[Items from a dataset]
'''
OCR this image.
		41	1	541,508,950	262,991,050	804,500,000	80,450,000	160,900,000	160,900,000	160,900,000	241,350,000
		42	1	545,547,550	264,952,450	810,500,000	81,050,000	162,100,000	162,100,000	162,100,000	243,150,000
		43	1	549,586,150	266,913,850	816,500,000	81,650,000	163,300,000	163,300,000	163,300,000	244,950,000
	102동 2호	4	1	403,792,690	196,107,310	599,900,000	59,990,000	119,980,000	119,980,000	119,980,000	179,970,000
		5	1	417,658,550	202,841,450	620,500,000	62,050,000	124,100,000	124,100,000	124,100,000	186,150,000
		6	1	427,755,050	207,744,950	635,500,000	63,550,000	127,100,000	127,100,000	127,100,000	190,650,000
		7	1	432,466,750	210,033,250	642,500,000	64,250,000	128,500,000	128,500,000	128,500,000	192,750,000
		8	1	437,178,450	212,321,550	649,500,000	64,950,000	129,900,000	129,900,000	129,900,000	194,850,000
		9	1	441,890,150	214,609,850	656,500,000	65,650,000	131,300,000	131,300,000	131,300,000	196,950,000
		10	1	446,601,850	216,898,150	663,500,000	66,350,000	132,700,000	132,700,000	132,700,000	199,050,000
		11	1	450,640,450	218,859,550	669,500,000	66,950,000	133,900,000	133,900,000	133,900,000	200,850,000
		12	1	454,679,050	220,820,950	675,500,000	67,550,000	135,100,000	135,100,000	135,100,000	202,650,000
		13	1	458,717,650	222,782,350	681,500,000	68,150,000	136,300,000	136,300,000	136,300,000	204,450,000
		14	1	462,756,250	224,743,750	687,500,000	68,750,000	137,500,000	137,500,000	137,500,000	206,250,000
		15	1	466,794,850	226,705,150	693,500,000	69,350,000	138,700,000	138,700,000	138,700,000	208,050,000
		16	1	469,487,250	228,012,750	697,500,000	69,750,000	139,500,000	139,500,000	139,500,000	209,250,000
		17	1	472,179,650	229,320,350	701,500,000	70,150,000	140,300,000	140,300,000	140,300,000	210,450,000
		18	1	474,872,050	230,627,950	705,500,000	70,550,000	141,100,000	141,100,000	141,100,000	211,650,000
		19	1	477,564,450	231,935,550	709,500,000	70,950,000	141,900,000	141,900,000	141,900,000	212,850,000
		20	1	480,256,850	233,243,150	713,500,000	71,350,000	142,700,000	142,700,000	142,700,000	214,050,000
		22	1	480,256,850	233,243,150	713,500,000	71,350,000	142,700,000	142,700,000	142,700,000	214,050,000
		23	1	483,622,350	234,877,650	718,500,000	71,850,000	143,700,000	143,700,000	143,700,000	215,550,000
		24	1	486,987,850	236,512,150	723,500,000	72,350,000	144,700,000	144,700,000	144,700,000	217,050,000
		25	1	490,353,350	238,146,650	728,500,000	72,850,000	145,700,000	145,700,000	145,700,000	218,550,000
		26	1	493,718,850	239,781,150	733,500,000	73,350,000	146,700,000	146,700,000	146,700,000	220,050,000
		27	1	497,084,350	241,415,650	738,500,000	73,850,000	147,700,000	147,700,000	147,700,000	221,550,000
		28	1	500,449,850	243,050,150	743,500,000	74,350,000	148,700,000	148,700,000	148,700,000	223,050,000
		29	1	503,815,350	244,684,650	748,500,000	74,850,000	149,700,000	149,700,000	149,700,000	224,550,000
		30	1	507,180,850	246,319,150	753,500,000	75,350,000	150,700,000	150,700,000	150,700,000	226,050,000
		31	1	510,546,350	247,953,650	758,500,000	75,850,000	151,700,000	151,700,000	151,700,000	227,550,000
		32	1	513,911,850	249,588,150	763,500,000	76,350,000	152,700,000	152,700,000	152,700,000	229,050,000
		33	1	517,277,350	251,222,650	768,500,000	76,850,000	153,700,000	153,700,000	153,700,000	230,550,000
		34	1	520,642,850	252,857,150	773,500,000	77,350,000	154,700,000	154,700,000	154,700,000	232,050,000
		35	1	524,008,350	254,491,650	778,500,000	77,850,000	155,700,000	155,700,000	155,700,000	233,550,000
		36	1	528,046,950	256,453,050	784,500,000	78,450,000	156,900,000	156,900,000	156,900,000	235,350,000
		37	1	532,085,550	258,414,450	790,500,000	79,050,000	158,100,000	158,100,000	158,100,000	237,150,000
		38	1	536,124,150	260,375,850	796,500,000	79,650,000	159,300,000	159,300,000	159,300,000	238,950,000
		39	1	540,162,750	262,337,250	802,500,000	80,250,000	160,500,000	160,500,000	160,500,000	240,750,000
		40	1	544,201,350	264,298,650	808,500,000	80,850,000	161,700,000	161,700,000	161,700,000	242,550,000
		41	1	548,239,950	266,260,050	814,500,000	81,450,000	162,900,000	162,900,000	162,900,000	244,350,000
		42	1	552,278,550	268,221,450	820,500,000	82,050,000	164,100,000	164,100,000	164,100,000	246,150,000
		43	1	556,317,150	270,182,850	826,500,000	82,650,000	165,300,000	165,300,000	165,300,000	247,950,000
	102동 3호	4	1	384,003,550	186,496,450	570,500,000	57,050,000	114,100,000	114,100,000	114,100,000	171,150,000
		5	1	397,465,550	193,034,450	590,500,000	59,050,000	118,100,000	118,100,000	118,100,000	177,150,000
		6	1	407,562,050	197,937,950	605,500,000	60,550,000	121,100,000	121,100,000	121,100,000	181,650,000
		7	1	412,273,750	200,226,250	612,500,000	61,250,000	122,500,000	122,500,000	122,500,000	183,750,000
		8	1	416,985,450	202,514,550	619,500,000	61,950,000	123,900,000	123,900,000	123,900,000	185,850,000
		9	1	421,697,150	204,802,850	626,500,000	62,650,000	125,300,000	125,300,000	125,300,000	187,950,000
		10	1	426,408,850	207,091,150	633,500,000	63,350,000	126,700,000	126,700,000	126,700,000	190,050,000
'''
#### Directions
All of the material above needs to be copied exactly.

#### Result of this task
OCR this image.
		41	1	541,508,950	262,991,050	804,500,000	80,450,000	160,900,000	160,900,000	160,900,000	241,350,000
		42	1	545,547,550	264,952,450	810,500,000	81,050,000	162,100,000	162,100,000	162,100,000	243,150,000
		43	1	549,586,150	266,913,850	816,500,000	81,650,000	163,300,000	163,300,000	163,300,000	244,950,000
	102동 2호	4	1	403,792,690	196,107,310	599,900,000	59,990,000	119,980,000	119,980,000	119,980,000	179,970,000
		5	1	417,658,550	202,841,450	620,500,000	62,050,000	124,100,000	124,100,000	124,100,000	186,150,000
		6	1	427,755,050	207,744,950	635,500,000	63,550,000	127,100,000	127,100,000	127,100,000	190,650,000
		7	1	432,466,750	210,033,250	642,500,000	64,250,000	128,500,000	128,500,000	128,500,000	192,750,000
		8	1	437,178,450	212,321,550	649,500,000	64,950,000	129,900,000	129,900,000	129,900,000	194,850,000
		9	1	441,890,150	214,609,850	656,500,000	65,650,000	131,300,000	131,300,000	131,300,000	196,950,000
		10	1	446,601,850	216,898,150	663,500,000	66,350,000	132,700,000	132,700,000	132,700,000	199,050,000
		11	1	450,640,450	218,859,550	669,500,000	66,950,000	133,900,000	133,900,000	133,900,000	200,850,000
		12	1	454,679,050	220,820,950	675,500,000	67,550,000	135,100,000	135,100,000	135,100,000	202,650,000
		13	1	458,717,650	222,782,350	681,500,000	68,150,000	136,300,000	136,300,000	136,300,000	204,450,000
		14	1	462,756,250	224,743,750	687,500,000	68,750,000	137,500,000	137,500,000	137,500,000	206,250,000
		15	1	466,794,850	226,705,150	693,500,000	69,350,000	138,700,000	138,700,000	138,700,000	208,050,000
		16	1	469,487,250	228,012,750	697,500,000	69,750,000	139,500,000	139,500,000	139,500,000	209,250,000
		17	1	472,179,650	229,320,350	701,500,000	70,150,000	140,300,000	140,300,000	140,300,000	210,450,000
		18	1	474,872,050	230,627,950	705,500,000	70,550,000	141,100,000	141,100,000	141,100,000	211,650,000
		19	1	477,564,450	231,935,550	709,500,000	70,950,000	141,900,000	141,900,000	141,900,000	212,850,000
		20	1	480,256,850	233,243,150	713,500,000	71,350,000	142,700,000	142,700,000	142,700,000	214,050,000
		22	1	480,256,850	233,243,150	713,500,000	71,350,000	142,700,000	142,700,000	142,700,000	214,050,000
		23	1	483,622,350	234,877,650	718,500,000	71,850,000	143,700,000	143,700,000	143,700,000	215,550,000
		24	1	486,987,850	236,512,150	723,500,000	72,350,000	144,700,000	144,700,000	144,700,000	217,050,000
		25	1	490,353,350	238,146,650	728,500,000	72,850,000	145,700,000	145,700,000	145,700,000	218,550,000
		26	1	493,718,850	239,781,150	733,500,000	73,350,000	146,700,000	146,700,000	146,700,000	220,050,000
		27	1	497,084,350	241,415,650	738,500,000	73,850,000	147,700,000	147,700,000	147,700,000	221,550,000
		28	1	500,449,850	243,050,150	743,500,000	74,350,000	148,700,000	148,700,000	148,700,000	223,050,000
		29	1	503,815,350	244,684,650	748,500,000	74,850,000	149,700,000	149,700,000	149,700,000	224,550,000
		30	1	507,180,850	246,319,150	753,500,000	75,350,000	150,700,000	150,700,000	150,700,000	226,050,000
		31	1	510,546,350	247,953,650	758,500,000	75,850,000	151,700,000	151,700,000	151,700,000	227,550,000
		32	1	513,911,850	249,588,150	763,500,000	76,350,000	152,700,000	152,700,000	152,700,000	229,050,000
		33	1	517,277,350	251,222,650	768,500,000	76,850,000	153,700,000	153,700,000	153,700,000	230,550,000
		34	1	520,642,850	252,857,150	773,500,000	77,350,000	154,700,000	154,700,000	154,700,000	232,050,000
		35	1	524,008,350	254,491,650	778,500,000	77,850,000	155,700,000	155,700,000	155,700,000	233,550,000
		36	1	528,046,950	256,453,050	784,500,000	78,450,000	156,900,000	156,900,000	156,900,000	235,350,000
		37	1	532,085,550	258,414,450	790,500,000	79,050,000	158,100,000	158,100,000	158,100,000	237,150,000
		38	1	536,124,150	260,375,850	796,500,000	79,650,000	159,300,000	159,300,000	159,300,000	238,950,000
		39	1	540,162,750	262,337,250	802,500,000	80,250,000	160,500,000	160,500,000	160,500,000	240,750,000
		40	1	544,201,350	264,298,650	808,500,000	80,850,000	161,700,000	161,700,000	161,700,000	242,550,000
		41	1	548,239,950	266,260,050	814,500,000	81,450,000	162,900,000	162,900,000	162,900,000	244,350,000
		42	1	552,278,550	268,221,450	820,500,000	82,050,000	164,100,000	164,100,000	164,100,000	246,150,000
		43	1	556,317,150	270,182,850	826,500,000	82,650,000	165,300,000	165,300,000	165,300,000	247,950,000
	102동 3호	4	1	384,003,550	186,496,450	570,500,000	57,050,000	114,100,000	114,100,000	114,100,000	171,150,000
		5	1	397,465,550	193,034,450	590,500,000	59,050,000	118,100,000	118,100,000	118,100,000	177,150,000
		6	1	407,562,050	197,937,950	605,500,000	60,550,000	121,100,000	121,100,000	121,100,000	181,650,000
		7	1	412,273,750	200,226,250	612,500,000	61,250,000	122,500,000	122,500,000	122,500,000	183,750,000
		8	1	416,985,450	202,514,550	619,500,000	61,950,000	123,900,000	123,900,000	123,900,000	185,850,000
		9	1	421,697,150	204,802,850	626,500,000	62,650,000	125,300,000	125,300,000	125,300,000	187,950,000
		10	1	426,408,850	207,091,150	633,500,000	63,350,000	126,700,000	126,700,000	126,700,000	190,050,000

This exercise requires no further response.